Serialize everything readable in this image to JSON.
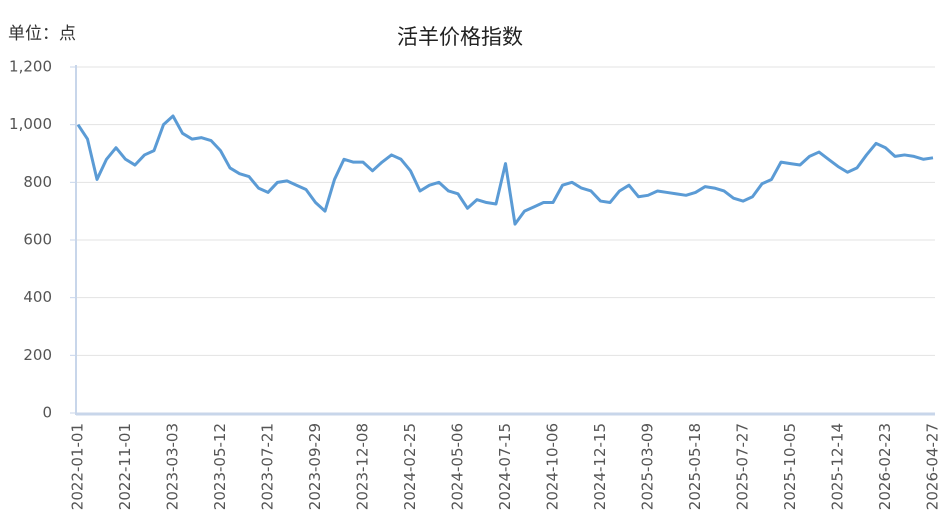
{
  "chart_data": {
    "type": "line",
    "title": "活羊价格指数",
    "unit_label": "单位：点",
    "categories": [
      "2022-01-01",
      null,
      null,
      null,
      null,
      "2022-11-01",
      null,
      null,
      null,
      null,
      "2023-03-03",
      null,
      null,
      null,
      null,
      "2023-05-12",
      null,
      null,
      null,
      null,
      "2023-07-21",
      null,
      null,
      null,
      null,
      "2023-09-29",
      null,
      null,
      null,
      null,
      "2023-12-08",
      null,
      null,
      null,
      null,
      "2024-02-25",
      null,
      null,
      null,
      null,
      "2024-05-06",
      null,
      null,
      null,
      null,
      "2024-07-15",
      null,
      null,
      null,
      null,
      "2024-10-06",
      null,
      null,
      null,
      null,
      "2024-12-15",
      null,
      null,
      null,
      null,
      "2025-03-09",
      null,
      null,
      null,
      null,
      "2025-05-18",
      null,
      null,
      null,
      null,
      "2025-07-27",
      null,
      null,
      null,
      null,
      "2025-10-05",
      null,
      null,
      null,
      null,
      "2025-12-14",
      null,
      null,
      null,
      null,
      "2026-02-23",
      null,
      null,
      null,
      null,
      "2026-04-27"
    ],
    "series": [
      {
        "name": "活羊价格指数",
        "color": "#5b9bd5",
        "values": [
          1000,
          950,
          810,
          880,
          920,
          880,
          860,
          895,
          910,
          1000,
          1030,
          970,
          950,
          955,
          945,
          910,
          850,
          830,
          820,
          780,
          765,
          800,
          805,
          790,
          775,
          730,
          700,
          810,
          880,
          870,
          870,
          840,
          870,
          895,
          880,
          840,
          770,
          790,
          800,
          770,
          760,
          710,
          740,
          730,
          725,
          865,
          655,
          700,
          715,
          730,
          730,
          790,
          800,
          780,
          770,
          735,
          730,
          770,
          790,
          750,
          755,
          770,
          765,
          760,
          755,
          765,
          785,
          780,
          770,
          745,
          735,
          750,
          795,
          810,
          870,
          865,
          860,
          890,
          905,
          880,
          855,
          835,
          850,
          895,
          935,
          920,
          890,
          895,
          890,
          880,
          885
        ]
      }
    ],
    "ylim": [
      0,
      1200
    ],
    "yticks": [
      0,
      200,
      400,
      600,
      800,
      {
        "value": 1000,
        "label": "1,000"
      },
      {
        "value": 1200,
        "label": "1,200"
      }
    ],
    "grid": true
  }
}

————

- [GIVEN REQUEST] Repeat all of the records verbatim, leaving out the pictures.

- [THE OUTPUT]
Serialize everything readable in this image to JSON.
{
  "chart_data": {
    "type": "line",
    "title": "活羊价格指数",
    "unit_label": "单位：点",
    "categories": [
      "2022-01-01",
      null,
      null,
      null,
      null,
      "2022-11-01",
      null,
      null,
      null,
      null,
      "2023-03-03",
      null,
      null,
      null,
      null,
      "2023-05-12",
      null,
      null,
      null,
      null,
      "2023-07-21",
      null,
      null,
      null,
      null,
      "2023-09-29",
      null,
      null,
      null,
      null,
      "2023-12-08",
      null,
      null,
      null,
      null,
      "2024-02-25",
      null,
      null,
      null,
      null,
      "2024-05-06",
      null,
      null,
      null,
      null,
      "2024-07-15",
      null,
      null,
      null,
      null,
      "2024-10-06",
      null,
      null,
      null,
      null,
      "2024-12-15",
      null,
      null,
      null,
      null,
      "2025-03-09",
      null,
      null,
      null,
      null,
      "2025-05-18",
      null,
      null,
      null,
      null,
      "2025-07-27",
      null,
      null,
      null,
      null,
      "2025-10-05",
      null,
      null,
      null,
      null,
      "2025-12-14",
      null,
      null,
      null,
      null,
      "2026-02-23",
      null,
      null,
      null,
      null,
      "2026-04-27"
    ],
    "series": [
      {
        "name": "活羊价格指数",
        "color": "#5b9bd5",
        "values": [
          1000,
          950,
          810,
          880,
          920,
          880,
          860,
          895,
          910,
          1000,
          1030,
          970,
          950,
          955,
          945,
          910,
          850,
          830,
          820,
          780,
          765,
          800,
          805,
          790,
          775,
          730,
          700,
          810,
          880,
          870,
          870,
          840,
          870,
          895,
          880,
          840,
          770,
          790,
          800,
          770,
          760,
          710,
          740,
          730,
          725,
          865,
          655,
          700,
          715,
          730,
          730,
          790,
          800,
          780,
          770,
          735,
          730,
          770,
          790,
          750,
          755,
          770,
          765,
          760,
          755,
          765,
          785,
          780,
          770,
          745,
          735,
          750,
          795,
          810,
          870,
          865,
          860,
          890,
          905,
          880,
          855,
          835,
          850,
          895,
          935,
          920,
          890,
          895,
          890,
          880,
          885
        ]
      }
    ],
    "ylim": [
      0,
      1200
    ],
    "yticks": [
      0,
      200,
      400,
      600,
      800,
      {
        "value": 1000,
        "label": "1,000"
      },
      {
        "value": 1200,
        "label": "1,200"
      }
    ],
    "grid": true
  }
}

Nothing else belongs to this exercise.